_AIM OF THE TASK_
Count every line below in which "peppers" occurs, then give only the count.

(Data entries)
☆ ☆ ☆ ☆ ☆ ☆ ☆

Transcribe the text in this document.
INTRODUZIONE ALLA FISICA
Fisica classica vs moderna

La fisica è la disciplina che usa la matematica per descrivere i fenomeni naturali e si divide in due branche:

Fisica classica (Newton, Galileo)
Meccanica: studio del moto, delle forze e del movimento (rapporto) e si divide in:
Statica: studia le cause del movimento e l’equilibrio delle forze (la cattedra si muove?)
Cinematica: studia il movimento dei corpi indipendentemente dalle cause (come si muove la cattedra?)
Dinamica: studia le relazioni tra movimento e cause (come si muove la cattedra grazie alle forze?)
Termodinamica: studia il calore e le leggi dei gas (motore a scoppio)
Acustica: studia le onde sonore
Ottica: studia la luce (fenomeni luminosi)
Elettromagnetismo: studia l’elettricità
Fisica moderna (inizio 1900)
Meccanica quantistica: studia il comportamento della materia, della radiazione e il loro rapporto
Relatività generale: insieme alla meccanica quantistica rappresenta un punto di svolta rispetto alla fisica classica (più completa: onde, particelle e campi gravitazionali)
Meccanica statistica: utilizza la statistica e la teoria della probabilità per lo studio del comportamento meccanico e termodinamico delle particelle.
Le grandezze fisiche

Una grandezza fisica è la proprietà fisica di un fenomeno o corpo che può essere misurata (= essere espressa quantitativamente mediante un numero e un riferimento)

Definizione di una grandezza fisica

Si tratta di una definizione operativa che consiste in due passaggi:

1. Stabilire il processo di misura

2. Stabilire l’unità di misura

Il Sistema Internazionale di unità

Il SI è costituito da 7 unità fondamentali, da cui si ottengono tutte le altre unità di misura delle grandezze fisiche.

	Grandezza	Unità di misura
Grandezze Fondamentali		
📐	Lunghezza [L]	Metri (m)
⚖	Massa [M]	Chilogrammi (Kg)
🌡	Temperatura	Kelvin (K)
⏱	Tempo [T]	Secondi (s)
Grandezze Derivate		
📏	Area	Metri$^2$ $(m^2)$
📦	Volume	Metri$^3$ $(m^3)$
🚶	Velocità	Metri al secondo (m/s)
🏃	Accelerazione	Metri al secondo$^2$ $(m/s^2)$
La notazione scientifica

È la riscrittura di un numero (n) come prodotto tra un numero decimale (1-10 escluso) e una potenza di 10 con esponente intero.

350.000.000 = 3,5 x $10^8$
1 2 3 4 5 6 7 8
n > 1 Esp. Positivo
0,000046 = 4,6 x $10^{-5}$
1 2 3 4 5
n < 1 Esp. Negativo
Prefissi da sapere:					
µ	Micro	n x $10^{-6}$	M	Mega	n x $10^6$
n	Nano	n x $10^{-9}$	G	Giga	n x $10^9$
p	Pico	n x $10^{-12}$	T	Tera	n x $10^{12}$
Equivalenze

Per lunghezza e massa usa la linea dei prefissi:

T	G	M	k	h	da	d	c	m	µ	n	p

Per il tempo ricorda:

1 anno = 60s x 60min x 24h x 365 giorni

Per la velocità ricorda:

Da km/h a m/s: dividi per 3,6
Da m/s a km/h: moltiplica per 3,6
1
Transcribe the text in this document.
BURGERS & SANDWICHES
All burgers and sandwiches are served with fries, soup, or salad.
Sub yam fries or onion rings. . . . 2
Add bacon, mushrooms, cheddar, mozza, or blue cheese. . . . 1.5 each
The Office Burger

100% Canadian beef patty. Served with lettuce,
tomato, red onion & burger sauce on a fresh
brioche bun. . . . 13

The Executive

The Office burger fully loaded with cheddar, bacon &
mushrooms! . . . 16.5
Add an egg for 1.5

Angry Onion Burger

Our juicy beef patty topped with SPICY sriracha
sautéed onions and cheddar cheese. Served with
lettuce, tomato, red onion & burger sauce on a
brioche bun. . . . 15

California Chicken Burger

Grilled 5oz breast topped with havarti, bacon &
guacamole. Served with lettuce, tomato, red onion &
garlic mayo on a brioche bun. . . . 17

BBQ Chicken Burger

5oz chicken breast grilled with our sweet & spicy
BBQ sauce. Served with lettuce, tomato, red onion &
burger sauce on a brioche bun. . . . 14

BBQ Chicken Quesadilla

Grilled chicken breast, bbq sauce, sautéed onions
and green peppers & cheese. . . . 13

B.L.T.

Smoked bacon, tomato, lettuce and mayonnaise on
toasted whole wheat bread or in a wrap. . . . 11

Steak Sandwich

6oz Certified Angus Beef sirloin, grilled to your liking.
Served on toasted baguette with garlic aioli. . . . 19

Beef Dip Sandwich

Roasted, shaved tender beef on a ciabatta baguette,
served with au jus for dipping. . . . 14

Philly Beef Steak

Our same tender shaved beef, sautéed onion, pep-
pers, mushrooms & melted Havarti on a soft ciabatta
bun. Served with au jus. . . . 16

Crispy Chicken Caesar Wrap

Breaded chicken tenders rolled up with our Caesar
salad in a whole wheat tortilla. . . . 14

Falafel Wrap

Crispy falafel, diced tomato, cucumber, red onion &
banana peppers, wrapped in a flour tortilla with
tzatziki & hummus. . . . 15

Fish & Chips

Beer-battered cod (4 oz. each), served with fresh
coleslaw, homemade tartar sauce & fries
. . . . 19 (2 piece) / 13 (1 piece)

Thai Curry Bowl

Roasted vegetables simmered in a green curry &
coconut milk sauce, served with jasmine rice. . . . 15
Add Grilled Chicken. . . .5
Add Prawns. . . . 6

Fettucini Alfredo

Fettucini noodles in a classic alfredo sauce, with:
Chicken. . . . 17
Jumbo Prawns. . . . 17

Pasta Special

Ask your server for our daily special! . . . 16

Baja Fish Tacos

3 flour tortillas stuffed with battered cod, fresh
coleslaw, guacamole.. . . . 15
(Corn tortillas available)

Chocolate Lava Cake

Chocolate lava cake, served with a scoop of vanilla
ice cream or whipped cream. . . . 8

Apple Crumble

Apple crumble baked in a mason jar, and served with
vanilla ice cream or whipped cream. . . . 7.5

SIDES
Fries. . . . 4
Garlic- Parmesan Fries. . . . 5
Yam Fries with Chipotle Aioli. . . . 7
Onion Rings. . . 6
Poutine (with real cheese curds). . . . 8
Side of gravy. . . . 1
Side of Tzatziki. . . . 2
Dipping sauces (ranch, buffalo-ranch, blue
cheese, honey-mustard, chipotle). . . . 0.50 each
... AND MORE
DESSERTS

☆ ☆ ☆ ☆ ☆ ☆ ☆

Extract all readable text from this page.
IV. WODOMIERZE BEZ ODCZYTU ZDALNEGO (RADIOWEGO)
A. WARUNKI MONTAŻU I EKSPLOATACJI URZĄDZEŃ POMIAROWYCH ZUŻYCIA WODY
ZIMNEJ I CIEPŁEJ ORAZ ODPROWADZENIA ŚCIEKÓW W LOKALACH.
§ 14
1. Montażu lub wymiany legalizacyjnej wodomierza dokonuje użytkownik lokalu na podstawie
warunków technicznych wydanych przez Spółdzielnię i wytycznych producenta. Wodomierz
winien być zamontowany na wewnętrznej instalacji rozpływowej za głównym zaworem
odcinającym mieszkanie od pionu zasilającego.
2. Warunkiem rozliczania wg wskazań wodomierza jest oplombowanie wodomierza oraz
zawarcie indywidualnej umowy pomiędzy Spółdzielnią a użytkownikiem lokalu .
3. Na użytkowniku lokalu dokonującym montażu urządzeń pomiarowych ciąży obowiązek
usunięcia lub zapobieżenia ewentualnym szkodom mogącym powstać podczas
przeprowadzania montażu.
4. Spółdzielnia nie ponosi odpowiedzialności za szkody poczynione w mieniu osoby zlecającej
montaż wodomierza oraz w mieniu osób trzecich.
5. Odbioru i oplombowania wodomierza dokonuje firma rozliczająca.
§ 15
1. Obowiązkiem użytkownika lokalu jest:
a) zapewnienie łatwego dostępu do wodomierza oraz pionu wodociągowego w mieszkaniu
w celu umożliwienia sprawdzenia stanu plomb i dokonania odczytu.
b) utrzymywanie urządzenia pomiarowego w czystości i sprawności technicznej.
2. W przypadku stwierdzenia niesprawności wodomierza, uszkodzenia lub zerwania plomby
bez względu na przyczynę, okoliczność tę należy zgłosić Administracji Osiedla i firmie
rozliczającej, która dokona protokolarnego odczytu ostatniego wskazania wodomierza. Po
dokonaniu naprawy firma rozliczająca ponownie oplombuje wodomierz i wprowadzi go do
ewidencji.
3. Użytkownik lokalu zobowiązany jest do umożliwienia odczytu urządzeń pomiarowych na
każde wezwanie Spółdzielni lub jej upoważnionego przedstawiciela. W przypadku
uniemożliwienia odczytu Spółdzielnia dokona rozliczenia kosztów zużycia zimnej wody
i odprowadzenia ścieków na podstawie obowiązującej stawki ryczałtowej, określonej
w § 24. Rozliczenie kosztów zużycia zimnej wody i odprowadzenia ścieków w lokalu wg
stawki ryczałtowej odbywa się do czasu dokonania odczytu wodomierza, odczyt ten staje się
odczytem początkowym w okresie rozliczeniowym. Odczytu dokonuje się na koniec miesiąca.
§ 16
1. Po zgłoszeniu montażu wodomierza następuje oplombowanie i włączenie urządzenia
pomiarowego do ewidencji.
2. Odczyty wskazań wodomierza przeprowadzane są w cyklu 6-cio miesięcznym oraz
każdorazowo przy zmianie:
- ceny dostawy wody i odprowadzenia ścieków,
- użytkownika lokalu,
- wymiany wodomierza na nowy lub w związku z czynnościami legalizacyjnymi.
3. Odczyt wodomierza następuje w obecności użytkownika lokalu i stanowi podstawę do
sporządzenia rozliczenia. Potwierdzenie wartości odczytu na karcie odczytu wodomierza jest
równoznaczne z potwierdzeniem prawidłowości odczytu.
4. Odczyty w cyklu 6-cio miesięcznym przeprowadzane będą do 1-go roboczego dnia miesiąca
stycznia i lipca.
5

☆ ☆ ☆ ☆ ☆ ☆ ☆

_REPLY TO THE TASK_
2